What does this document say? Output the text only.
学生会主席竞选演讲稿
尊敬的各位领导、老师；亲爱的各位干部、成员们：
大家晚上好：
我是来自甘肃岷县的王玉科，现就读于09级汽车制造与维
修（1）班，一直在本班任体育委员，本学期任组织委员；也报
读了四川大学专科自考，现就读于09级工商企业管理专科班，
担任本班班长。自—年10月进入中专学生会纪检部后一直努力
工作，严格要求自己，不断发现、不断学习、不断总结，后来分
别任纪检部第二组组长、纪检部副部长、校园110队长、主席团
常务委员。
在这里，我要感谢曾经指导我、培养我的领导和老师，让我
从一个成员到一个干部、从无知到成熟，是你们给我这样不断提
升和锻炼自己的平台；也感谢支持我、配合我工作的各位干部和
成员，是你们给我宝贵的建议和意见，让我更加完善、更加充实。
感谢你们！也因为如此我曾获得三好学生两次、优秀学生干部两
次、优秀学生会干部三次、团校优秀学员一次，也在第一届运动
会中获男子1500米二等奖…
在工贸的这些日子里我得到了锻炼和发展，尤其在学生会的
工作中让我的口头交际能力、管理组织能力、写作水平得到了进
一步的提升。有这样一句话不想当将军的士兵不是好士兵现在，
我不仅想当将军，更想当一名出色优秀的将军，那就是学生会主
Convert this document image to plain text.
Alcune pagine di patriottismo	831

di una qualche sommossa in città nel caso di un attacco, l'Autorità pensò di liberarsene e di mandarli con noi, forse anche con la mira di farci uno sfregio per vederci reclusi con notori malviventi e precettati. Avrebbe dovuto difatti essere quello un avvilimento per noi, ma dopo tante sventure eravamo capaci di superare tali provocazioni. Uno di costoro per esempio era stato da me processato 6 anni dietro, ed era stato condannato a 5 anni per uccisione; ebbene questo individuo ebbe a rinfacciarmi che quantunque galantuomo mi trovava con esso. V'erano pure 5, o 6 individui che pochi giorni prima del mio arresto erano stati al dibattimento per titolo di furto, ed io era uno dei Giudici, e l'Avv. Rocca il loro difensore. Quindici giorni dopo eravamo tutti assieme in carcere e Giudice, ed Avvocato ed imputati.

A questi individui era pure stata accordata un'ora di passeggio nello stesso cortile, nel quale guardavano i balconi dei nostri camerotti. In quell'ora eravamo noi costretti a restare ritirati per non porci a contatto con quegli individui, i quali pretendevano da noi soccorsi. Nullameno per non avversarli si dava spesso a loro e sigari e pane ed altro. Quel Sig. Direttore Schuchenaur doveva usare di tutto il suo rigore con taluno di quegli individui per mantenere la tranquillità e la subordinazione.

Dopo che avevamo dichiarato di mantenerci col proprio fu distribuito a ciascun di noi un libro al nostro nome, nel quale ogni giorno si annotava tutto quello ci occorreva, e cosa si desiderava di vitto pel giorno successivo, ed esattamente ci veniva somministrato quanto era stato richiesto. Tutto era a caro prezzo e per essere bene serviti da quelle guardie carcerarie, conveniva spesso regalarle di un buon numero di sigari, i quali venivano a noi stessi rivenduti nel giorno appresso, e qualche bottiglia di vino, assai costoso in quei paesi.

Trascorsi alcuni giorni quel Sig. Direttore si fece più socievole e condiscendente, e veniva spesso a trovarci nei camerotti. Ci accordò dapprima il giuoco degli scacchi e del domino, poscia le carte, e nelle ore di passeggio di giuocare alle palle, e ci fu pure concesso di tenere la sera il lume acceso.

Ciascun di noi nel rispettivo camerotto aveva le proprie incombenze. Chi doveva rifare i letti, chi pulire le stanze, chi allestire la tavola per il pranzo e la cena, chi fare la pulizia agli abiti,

* [GOAL]
Return the number of lines that include the word "document", and nothing else.

* [FINAL ANSWER]
2